**What the task requires**
Repeat each record exactly as written, and drop any images.

---- Data entries

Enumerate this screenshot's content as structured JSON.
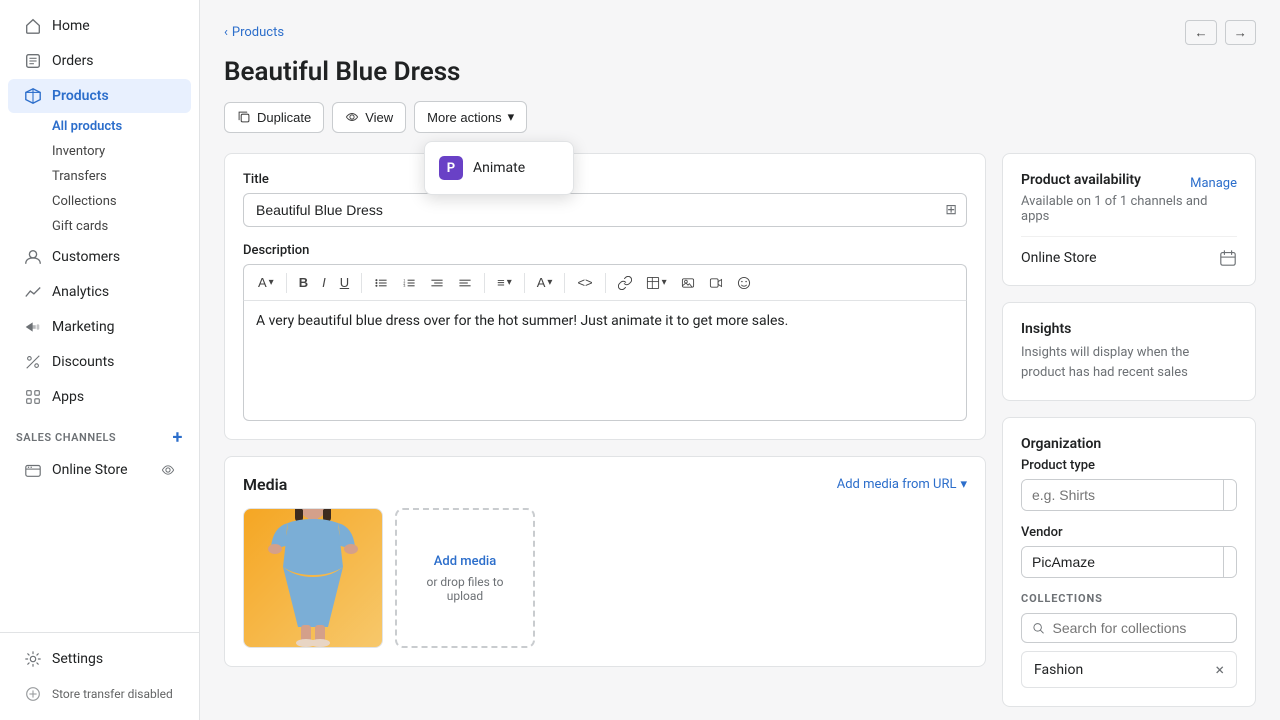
{
  "sidebar": {
    "items": [
      {
        "id": "home",
        "label": "Home",
        "icon": "home"
      },
      {
        "id": "orders",
        "label": "Orders",
        "icon": "orders"
      },
      {
        "id": "products",
        "label": "Products",
        "icon": "products"
      },
      {
        "id": "customers",
        "label": "Customers",
        "icon": "customers"
      },
      {
        "id": "analytics",
        "label": "Analytics",
        "icon": "analytics"
      },
      {
        "id": "marketing",
        "label": "Marketing",
        "icon": "marketing"
      },
      {
        "id": "discounts",
        "label": "Discounts",
        "icon": "discounts"
      },
      {
        "id": "apps",
        "label": "Apps",
        "icon": "apps"
      }
    ],
    "products_sub": [
      {
        "id": "all-products",
        "label": "All products",
        "active": true
      },
      {
        "id": "inventory",
        "label": "Inventory"
      },
      {
        "id": "transfers",
        "label": "Transfers"
      },
      {
        "id": "collections",
        "label": "Collections"
      },
      {
        "id": "gift-cards",
        "label": "Gift cards"
      }
    ],
    "sales_channels_title": "SALES CHANNELS",
    "sales_channels": [
      {
        "id": "online-store",
        "label": "Online Store"
      }
    ],
    "bottom": [
      {
        "id": "settings",
        "label": "Settings",
        "icon": "settings"
      },
      {
        "id": "store-transfer",
        "label": "Store transfer disabled",
        "icon": "transfer"
      }
    ]
  },
  "breadcrumb": "Products",
  "page_title": "Beautiful Blue Dress",
  "toolbar": {
    "duplicate": "Duplicate",
    "view": "View",
    "more_actions": "More actions",
    "dropdown_item": "Animate"
  },
  "product_form": {
    "title_label": "Title",
    "title_value": "Beautiful Blue Dress",
    "description_label": "Description",
    "description_text": "A very beautiful blue dress over for the hot summer! Just animate it to get more sales."
  },
  "media": {
    "title": "Media",
    "add_media_btn": "Add media from URL",
    "upload_text": "Add media",
    "upload_sub_1": "or drop files to",
    "upload_sub_2": "upload"
  },
  "right_panel": {
    "availability": {
      "title": "Product availability",
      "manage": "Manage",
      "subtitle": "Available on 1 of 1 channels and apps",
      "online_store": "Online Store"
    },
    "insights": {
      "title": "Insights",
      "text": "Insights will display when the product has had recent sales"
    },
    "organization": {
      "title": "Organization",
      "product_type_label": "Product type",
      "product_type_placeholder": "e.g. Shirts",
      "vendor_label": "Vendor",
      "vendor_value": "PicAmaze",
      "collections_label": "COLLECTIONS",
      "collections_placeholder": "Search for collections",
      "collection_tag": "Fashion"
    }
  }
}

--------

**Solution to this task**
Enumerate this screenshot's content as structured JSON.
{
  "sidebar": {
    "items": [
      {
        "id": "home",
        "label": "Home",
        "icon": "home"
      },
      {
        "id": "orders",
        "label": "Orders",
        "icon": "orders"
      },
      {
        "id": "products",
        "label": "Products",
        "icon": "products"
      },
      {
        "id": "customers",
        "label": "Customers",
        "icon": "customers"
      },
      {
        "id": "analytics",
        "label": "Analytics",
        "icon": "analytics"
      },
      {
        "id": "marketing",
        "label": "Marketing",
        "icon": "marketing"
      },
      {
        "id": "discounts",
        "label": "Discounts",
        "icon": "discounts"
      },
      {
        "id": "apps",
        "label": "Apps",
        "icon": "apps"
      }
    ],
    "products_sub": [
      {
        "id": "all-products",
        "label": "All products",
        "active": true
      },
      {
        "id": "inventory",
        "label": "Inventory"
      },
      {
        "id": "transfers",
        "label": "Transfers"
      },
      {
        "id": "collections",
        "label": "Collections"
      },
      {
        "id": "gift-cards",
        "label": "Gift cards"
      }
    ],
    "sales_channels_title": "SALES CHANNELS",
    "sales_channels": [
      {
        "id": "online-store",
        "label": "Online Store"
      }
    ],
    "bottom": [
      {
        "id": "settings",
        "label": "Settings",
        "icon": "settings"
      },
      {
        "id": "store-transfer",
        "label": "Store transfer disabled",
        "icon": "transfer"
      }
    ]
  },
  "breadcrumb": "Products",
  "page_title": "Beautiful Blue Dress",
  "toolbar": {
    "duplicate": "Duplicate",
    "view": "View",
    "more_actions": "More actions",
    "dropdown_item": "Animate"
  },
  "product_form": {
    "title_label": "Title",
    "title_value": "Beautiful Blue Dress",
    "description_label": "Description",
    "description_text": "A very beautiful blue dress over for the hot summer! Just animate it to get more sales."
  },
  "media": {
    "title": "Media",
    "add_media_btn": "Add media from URL",
    "upload_text": "Add media",
    "upload_sub_1": "or drop files to",
    "upload_sub_2": "upload"
  },
  "right_panel": {
    "availability": {
      "title": "Product availability",
      "manage": "Manage",
      "subtitle": "Available on 1 of 1 channels and apps",
      "online_store": "Online Store"
    },
    "insights": {
      "title": "Insights",
      "text": "Insights will display when the product has had recent sales"
    },
    "organization": {
      "title": "Organization",
      "product_type_label": "Product type",
      "product_type_placeholder": "e.g. Shirts",
      "vendor_label": "Vendor",
      "vendor_value": "PicAmaze",
      "collections_label": "COLLECTIONS",
      "collections_placeholder": "Search for collections",
      "collection_tag": "Fashion"
    }
  }
}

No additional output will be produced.